Stored data:
──────
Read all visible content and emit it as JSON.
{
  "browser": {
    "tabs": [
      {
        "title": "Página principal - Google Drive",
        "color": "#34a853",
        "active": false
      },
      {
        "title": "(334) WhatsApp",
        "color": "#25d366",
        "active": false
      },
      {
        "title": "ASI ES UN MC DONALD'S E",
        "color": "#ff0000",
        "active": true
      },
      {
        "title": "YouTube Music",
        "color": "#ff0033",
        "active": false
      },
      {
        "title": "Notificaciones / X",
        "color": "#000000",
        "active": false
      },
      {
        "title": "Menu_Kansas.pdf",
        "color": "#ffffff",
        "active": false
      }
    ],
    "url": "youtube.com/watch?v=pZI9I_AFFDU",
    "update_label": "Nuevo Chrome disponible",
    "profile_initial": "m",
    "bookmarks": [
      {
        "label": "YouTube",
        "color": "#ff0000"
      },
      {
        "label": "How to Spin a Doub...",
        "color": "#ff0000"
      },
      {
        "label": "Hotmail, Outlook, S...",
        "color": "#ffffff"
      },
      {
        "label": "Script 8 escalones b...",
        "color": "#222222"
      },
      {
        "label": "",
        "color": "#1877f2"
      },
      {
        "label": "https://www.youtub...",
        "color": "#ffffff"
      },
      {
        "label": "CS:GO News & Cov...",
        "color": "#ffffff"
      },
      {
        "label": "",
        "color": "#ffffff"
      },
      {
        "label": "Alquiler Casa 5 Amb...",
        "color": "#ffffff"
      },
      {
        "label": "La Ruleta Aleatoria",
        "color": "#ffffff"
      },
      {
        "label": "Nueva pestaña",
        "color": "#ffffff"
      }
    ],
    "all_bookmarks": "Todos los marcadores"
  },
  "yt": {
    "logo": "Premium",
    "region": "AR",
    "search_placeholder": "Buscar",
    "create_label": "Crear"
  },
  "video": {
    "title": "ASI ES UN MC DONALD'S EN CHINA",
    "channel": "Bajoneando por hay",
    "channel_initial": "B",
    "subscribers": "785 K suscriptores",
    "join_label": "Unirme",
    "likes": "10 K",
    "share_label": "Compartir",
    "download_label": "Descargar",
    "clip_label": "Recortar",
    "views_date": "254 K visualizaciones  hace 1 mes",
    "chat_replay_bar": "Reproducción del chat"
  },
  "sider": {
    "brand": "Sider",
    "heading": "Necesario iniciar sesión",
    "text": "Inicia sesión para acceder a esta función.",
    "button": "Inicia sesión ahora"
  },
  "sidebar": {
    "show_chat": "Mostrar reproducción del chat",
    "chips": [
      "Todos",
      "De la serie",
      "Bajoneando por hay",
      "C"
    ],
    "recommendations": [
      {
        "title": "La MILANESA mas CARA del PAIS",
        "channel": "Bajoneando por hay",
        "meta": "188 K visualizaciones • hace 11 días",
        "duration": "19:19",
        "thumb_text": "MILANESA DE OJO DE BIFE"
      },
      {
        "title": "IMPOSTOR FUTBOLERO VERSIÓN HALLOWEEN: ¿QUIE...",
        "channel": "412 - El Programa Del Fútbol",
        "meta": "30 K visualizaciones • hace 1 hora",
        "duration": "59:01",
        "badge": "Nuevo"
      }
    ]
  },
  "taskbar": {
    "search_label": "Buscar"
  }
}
──────
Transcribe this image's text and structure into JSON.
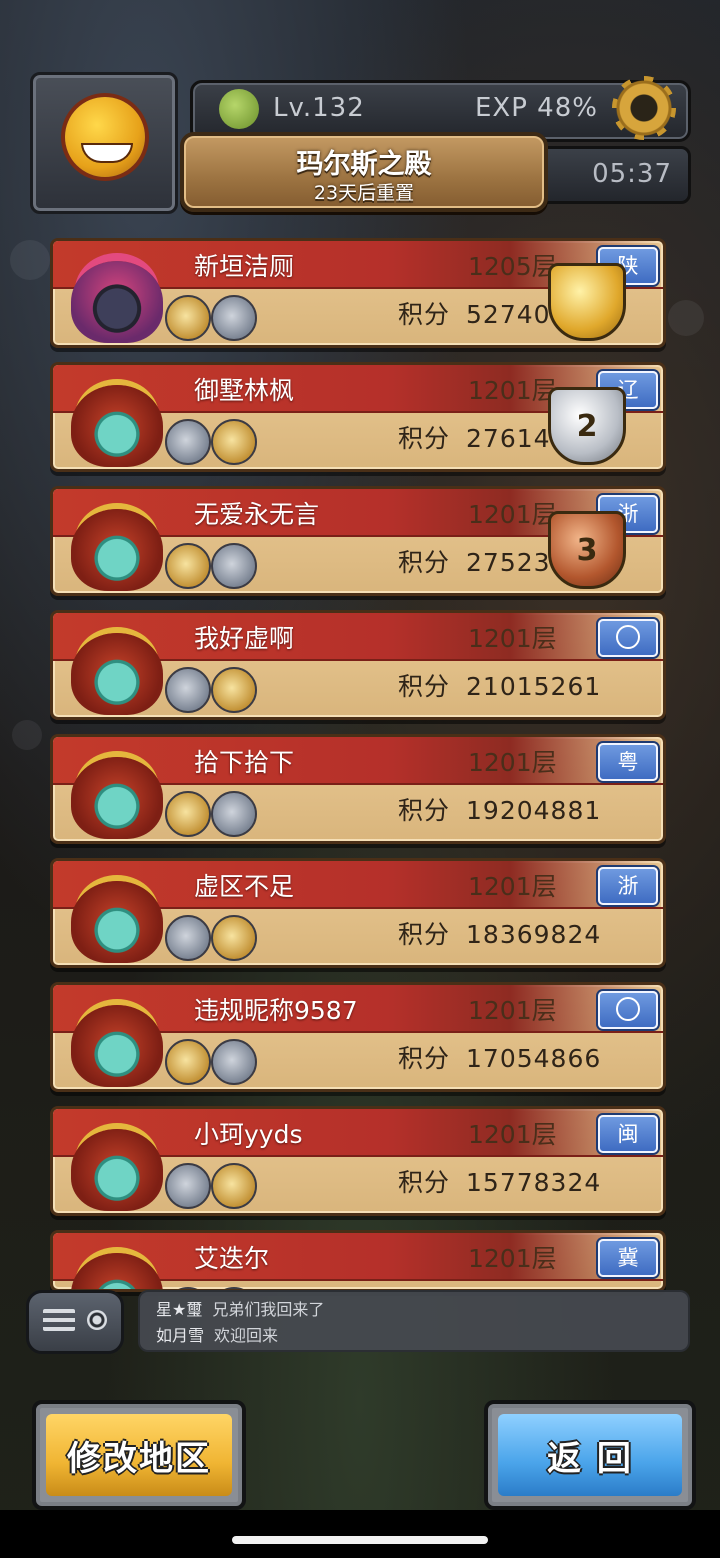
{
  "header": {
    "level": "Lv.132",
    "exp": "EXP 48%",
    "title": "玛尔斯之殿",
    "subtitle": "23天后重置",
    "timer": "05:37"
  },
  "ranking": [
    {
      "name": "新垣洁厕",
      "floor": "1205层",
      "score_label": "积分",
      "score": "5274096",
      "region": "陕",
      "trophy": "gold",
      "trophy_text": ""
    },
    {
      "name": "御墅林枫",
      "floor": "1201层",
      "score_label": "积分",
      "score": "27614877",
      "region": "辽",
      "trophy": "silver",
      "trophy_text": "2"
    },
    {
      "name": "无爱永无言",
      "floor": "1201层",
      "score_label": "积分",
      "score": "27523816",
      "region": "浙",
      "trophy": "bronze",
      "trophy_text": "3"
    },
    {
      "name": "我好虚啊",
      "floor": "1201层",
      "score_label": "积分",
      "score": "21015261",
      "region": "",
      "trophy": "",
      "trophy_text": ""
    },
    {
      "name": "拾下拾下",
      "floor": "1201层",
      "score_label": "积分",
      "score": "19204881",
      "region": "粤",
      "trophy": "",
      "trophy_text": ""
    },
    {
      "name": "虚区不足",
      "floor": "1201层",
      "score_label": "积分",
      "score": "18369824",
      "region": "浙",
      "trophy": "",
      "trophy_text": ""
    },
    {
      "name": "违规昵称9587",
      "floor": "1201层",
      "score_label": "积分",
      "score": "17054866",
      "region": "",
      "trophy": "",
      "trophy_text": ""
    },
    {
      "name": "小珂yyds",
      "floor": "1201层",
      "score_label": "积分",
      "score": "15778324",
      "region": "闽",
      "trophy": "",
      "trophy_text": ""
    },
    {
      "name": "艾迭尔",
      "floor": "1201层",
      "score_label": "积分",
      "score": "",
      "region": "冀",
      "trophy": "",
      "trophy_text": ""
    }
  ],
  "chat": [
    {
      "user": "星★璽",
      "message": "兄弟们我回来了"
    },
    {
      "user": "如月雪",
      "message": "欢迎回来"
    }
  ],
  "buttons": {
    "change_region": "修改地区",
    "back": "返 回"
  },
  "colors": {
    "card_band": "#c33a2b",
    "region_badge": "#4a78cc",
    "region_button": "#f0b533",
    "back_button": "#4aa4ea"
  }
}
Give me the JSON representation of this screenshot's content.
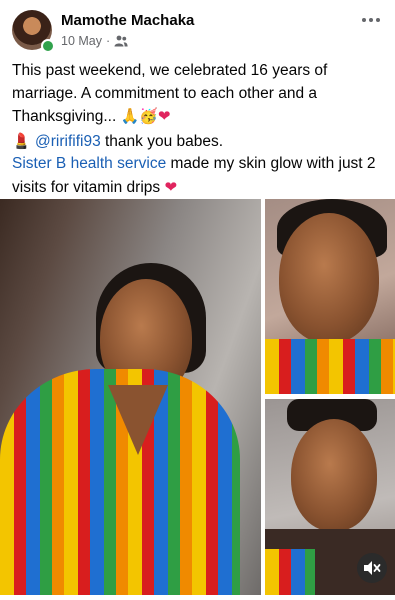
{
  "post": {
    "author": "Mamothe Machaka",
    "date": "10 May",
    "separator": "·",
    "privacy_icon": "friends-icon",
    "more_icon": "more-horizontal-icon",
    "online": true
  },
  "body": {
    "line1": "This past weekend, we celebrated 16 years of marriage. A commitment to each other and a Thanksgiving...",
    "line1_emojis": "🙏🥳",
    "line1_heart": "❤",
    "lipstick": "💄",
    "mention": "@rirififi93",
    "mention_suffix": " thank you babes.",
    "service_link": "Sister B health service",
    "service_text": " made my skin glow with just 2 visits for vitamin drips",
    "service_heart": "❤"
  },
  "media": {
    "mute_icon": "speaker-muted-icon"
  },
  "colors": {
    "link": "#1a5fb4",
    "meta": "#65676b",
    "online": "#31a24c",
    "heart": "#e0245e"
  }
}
──────
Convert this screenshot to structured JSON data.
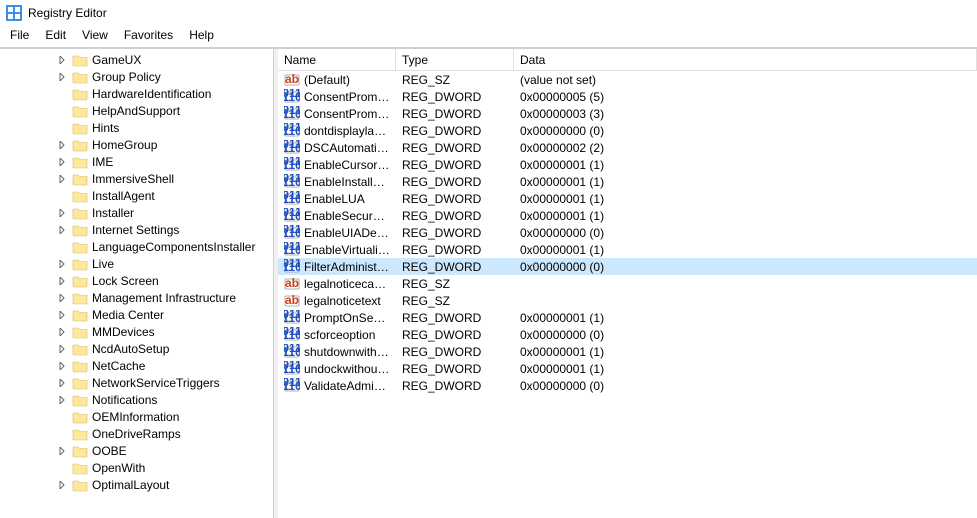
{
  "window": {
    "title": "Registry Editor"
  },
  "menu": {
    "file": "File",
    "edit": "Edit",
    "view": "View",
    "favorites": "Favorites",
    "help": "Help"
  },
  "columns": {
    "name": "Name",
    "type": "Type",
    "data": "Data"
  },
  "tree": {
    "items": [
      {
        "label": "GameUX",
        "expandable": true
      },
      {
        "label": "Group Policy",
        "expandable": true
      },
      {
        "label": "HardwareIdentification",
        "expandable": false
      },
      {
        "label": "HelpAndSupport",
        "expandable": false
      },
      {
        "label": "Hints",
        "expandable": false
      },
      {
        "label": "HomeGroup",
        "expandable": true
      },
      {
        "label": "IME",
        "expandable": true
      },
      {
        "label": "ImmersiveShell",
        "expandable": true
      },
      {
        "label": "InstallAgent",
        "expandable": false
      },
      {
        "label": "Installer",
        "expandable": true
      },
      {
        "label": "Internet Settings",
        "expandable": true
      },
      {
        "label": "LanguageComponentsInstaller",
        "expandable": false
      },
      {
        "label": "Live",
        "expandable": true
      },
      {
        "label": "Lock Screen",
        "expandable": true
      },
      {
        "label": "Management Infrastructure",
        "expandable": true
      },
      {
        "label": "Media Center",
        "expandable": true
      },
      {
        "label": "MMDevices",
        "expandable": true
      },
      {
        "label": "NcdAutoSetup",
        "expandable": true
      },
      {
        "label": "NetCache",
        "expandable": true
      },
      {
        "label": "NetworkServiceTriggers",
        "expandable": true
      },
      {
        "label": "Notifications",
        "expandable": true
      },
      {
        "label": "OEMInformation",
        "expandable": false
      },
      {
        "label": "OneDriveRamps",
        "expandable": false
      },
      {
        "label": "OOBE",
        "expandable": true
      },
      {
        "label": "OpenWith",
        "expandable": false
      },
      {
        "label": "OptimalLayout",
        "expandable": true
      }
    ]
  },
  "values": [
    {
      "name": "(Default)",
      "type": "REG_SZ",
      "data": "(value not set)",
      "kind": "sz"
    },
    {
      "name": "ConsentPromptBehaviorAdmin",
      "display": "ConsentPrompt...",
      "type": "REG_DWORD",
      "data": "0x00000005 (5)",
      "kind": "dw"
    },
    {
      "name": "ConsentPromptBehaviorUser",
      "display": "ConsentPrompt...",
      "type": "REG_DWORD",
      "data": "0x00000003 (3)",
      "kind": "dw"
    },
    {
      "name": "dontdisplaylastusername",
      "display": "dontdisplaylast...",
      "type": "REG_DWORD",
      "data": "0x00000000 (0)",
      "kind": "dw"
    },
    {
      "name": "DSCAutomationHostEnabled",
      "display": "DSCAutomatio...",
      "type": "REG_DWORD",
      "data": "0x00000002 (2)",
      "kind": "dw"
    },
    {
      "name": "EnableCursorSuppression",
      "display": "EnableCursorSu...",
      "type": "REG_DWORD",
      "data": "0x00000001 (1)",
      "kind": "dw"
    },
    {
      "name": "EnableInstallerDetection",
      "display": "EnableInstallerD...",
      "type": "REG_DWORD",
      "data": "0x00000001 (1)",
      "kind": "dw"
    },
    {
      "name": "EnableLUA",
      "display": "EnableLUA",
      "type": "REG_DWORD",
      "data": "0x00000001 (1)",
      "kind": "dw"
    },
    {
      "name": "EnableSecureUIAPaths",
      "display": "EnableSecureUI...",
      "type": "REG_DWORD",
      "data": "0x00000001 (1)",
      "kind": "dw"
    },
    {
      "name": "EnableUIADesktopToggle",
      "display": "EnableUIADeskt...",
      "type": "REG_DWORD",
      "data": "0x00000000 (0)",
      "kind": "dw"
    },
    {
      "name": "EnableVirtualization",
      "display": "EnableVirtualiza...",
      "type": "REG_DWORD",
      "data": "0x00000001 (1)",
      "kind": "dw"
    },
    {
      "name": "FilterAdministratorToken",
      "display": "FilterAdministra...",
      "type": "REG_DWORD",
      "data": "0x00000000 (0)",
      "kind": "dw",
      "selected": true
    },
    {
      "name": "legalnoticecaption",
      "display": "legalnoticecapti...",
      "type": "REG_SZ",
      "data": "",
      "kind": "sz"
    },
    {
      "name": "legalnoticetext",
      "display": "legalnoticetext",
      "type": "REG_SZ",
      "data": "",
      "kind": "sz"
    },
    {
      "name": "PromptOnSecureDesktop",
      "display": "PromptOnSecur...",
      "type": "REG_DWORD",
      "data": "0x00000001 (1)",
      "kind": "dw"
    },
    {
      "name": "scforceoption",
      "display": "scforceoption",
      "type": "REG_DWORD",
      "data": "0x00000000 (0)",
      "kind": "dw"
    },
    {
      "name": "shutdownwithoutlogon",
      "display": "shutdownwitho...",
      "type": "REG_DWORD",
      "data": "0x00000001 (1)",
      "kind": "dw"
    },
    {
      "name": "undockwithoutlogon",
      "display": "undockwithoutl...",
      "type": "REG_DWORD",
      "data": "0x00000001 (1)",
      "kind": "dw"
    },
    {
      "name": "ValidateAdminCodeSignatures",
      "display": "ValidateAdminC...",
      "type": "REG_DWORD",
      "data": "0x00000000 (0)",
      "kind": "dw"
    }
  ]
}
──────
WHAT TO PRODUCE :: Which lines hold the word "screenshot"? Return all of them from the records above.

SOLVED EXERCISE ::
Give me the JSON representation of this screenshot's content.
Convert this screenshot to structured JSON data.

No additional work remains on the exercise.